| WHAT THIS TASK INVOLVES |
From the data that follows, report how many lines hold the string "beide", giving only the number.

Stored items

>>>

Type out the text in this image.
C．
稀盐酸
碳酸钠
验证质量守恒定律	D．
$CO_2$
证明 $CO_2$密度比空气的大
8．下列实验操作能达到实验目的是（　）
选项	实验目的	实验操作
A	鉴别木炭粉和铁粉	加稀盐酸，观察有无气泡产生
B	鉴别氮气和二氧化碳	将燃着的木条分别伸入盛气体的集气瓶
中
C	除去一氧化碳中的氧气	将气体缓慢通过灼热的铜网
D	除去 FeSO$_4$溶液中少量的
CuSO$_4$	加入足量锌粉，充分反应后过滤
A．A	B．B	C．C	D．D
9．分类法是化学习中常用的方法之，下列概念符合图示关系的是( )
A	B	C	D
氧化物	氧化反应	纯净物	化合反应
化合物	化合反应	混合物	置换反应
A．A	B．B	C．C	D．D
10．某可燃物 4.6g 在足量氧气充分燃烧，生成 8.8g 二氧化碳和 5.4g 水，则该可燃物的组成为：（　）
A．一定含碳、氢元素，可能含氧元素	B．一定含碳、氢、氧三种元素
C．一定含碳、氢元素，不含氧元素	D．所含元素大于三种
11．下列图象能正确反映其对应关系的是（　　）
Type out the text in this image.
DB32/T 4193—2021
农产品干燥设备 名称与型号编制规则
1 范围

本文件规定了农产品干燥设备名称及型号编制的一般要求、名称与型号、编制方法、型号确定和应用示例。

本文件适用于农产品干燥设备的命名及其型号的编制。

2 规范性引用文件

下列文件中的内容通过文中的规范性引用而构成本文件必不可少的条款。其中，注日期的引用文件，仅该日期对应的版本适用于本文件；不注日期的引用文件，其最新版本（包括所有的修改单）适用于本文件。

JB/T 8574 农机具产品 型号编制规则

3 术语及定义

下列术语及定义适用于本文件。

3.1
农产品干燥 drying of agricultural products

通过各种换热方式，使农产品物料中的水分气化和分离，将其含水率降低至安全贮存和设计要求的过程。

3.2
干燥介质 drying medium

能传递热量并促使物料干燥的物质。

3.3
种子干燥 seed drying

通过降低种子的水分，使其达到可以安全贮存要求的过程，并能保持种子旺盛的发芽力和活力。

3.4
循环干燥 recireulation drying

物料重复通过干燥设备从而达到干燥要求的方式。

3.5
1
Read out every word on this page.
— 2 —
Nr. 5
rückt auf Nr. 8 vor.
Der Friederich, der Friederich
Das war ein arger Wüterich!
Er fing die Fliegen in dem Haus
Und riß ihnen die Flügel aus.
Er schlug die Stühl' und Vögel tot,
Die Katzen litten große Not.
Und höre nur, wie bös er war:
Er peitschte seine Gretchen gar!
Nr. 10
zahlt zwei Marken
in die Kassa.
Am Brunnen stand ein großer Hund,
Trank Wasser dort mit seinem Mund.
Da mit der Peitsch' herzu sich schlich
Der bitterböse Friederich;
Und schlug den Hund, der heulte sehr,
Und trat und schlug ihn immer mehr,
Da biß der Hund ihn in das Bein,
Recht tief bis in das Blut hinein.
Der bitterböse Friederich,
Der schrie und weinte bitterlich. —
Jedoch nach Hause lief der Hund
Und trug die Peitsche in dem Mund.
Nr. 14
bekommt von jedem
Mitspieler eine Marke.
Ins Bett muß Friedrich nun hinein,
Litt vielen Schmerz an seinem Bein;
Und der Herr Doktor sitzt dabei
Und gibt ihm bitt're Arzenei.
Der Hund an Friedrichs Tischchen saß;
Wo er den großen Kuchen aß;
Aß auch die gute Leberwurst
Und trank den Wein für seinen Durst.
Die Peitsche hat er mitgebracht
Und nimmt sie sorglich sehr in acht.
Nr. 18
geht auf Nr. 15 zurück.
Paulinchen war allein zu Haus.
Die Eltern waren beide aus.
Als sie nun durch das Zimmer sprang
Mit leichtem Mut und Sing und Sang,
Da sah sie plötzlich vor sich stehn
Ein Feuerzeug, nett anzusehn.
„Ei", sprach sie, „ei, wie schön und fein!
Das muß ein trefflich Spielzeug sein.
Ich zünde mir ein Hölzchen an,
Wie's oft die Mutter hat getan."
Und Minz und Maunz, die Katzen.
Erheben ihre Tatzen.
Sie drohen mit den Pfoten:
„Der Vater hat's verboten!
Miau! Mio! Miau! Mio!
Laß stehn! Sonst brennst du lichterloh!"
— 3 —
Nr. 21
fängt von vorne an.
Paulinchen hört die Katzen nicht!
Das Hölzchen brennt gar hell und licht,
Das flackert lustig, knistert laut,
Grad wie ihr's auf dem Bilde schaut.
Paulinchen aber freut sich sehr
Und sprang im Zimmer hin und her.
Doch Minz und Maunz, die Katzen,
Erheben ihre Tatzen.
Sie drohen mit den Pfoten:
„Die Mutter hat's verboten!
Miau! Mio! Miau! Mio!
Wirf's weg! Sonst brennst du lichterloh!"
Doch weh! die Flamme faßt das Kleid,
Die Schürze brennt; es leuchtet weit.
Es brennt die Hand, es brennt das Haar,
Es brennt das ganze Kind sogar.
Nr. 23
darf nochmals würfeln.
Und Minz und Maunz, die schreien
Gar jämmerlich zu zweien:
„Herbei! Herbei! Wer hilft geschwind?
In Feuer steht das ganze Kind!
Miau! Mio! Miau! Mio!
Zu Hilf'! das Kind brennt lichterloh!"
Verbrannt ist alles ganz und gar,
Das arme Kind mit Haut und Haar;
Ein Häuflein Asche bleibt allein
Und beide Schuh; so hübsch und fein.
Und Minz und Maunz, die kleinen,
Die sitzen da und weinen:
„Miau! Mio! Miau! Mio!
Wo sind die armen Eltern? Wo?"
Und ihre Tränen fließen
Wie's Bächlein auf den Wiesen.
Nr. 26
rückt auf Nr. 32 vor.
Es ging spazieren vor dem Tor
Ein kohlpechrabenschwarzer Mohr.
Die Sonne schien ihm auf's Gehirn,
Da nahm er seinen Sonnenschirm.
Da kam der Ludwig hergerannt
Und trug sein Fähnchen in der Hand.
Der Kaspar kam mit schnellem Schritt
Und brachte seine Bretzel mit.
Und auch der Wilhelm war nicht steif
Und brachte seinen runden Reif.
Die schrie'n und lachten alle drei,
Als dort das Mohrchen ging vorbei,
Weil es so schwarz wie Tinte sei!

<<<

| FULL SOLUTION |
2